┌──
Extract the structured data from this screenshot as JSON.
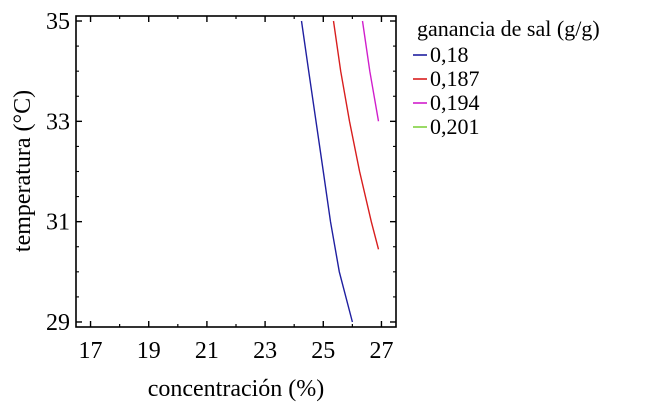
{
  "chart_data": {
    "type": "line",
    "title": "",
    "xlabel": "concentración (%)",
    "ylabel": "temperatura (°C)",
    "xlim": [
      16.5,
      27.5
    ],
    "ylim": [
      28.9,
      35.1
    ],
    "xticks": [
      17,
      19,
      21,
      23,
      25,
      27
    ],
    "yticks": [
      29,
      31,
      33,
      35
    ],
    "xtick_labels": [
      "17",
      "19",
      "21",
      "23",
      "25",
      "27"
    ],
    "ytick_labels": [
      "29",
      "31",
      "33",
      "35"
    ],
    "grid": false,
    "legend": {
      "title": "ganancia de sal (g/g)",
      "placement": "right"
    },
    "series": [
      {
        "name": "0,18",
        "color": "#1f1fa0",
        "points": [
          [
            24.25,
            35.0
          ],
          [
            24.5,
            34.0
          ],
          [
            24.75,
            33.0
          ],
          [
            25.0,
            32.0
          ],
          [
            25.25,
            31.0
          ],
          [
            25.55,
            30.0
          ],
          [
            26.0,
            29.0
          ]
        ]
      },
      {
        "name": "0,187",
        "color": "#d81e1e",
        "points": [
          [
            25.35,
            35.0
          ],
          [
            25.6,
            34.0
          ],
          [
            25.9,
            33.0
          ],
          [
            26.25,
            32.0
          ],
          [
            26.65,
            31.0
          ],
          [
            26.9,
            30.45
          ]
        ]
      },
      {
        "name": "0,194",
        "color": "#d01ecc",
        "points": [
          [
            26.35,
            35.0
          ],
          [
            26.6,
            34.0
          ],
          [
            26.9,
            33.0
          ]
        ]
      },
      {
        "name": "0,201",
        "color": "#80d040",
        "points": []
      }
    ]
  }
}
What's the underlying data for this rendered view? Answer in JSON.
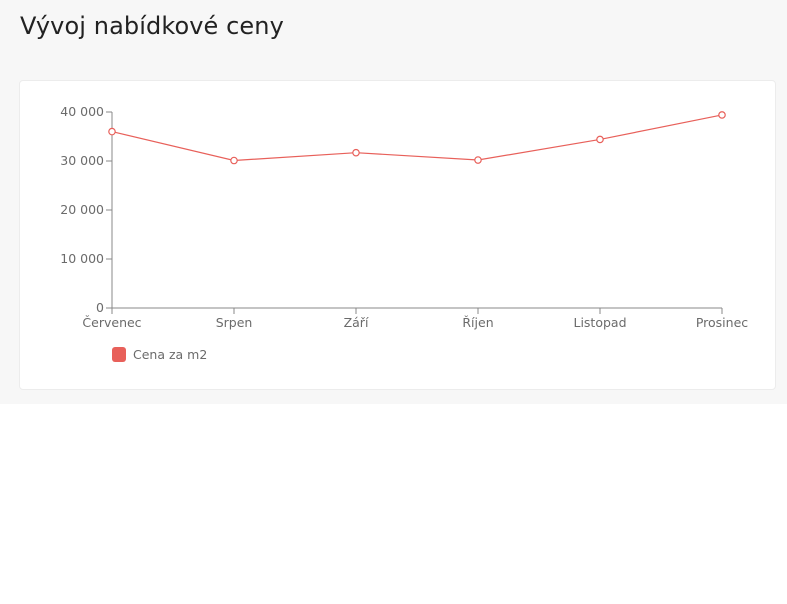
{
  "page": {
    "title": "Vývoj nabídkové ceny"
  },
  "chart_data": {
    "type": "line",
    "categories": [
      "Červenec",
      "Srpen",
      "Září",
      "Říjen",
      "Listopad",
      "Prosinec"
    ],
    "series": [
      {
        "name": "Cena za m2",
        "values": [
          36000,
          30100,
          31700,
          30200,
          34400,
          39400
        ],
        "color": "#e8605a"
      }
    ],
    "yticks": [
      "0",
      "10 000",
      "20 000",
      "30 000",
      "40 000"
    ],
    "ylim": [
      0,
      40000
    ],
    "legend": "bottom-left",
    "grid": false
  },
  "colors": {
    "axis": "#888888",
    "tick_text": "#6b6b6b"
  }
}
└──
Given instruction
Select, from the listing, all lines that include the word "name".

Final result
        "name": "0,18",
        "name": "0,187",
        "name": "0,194",
        "name": "0,201",
        "name": "Cena za m2",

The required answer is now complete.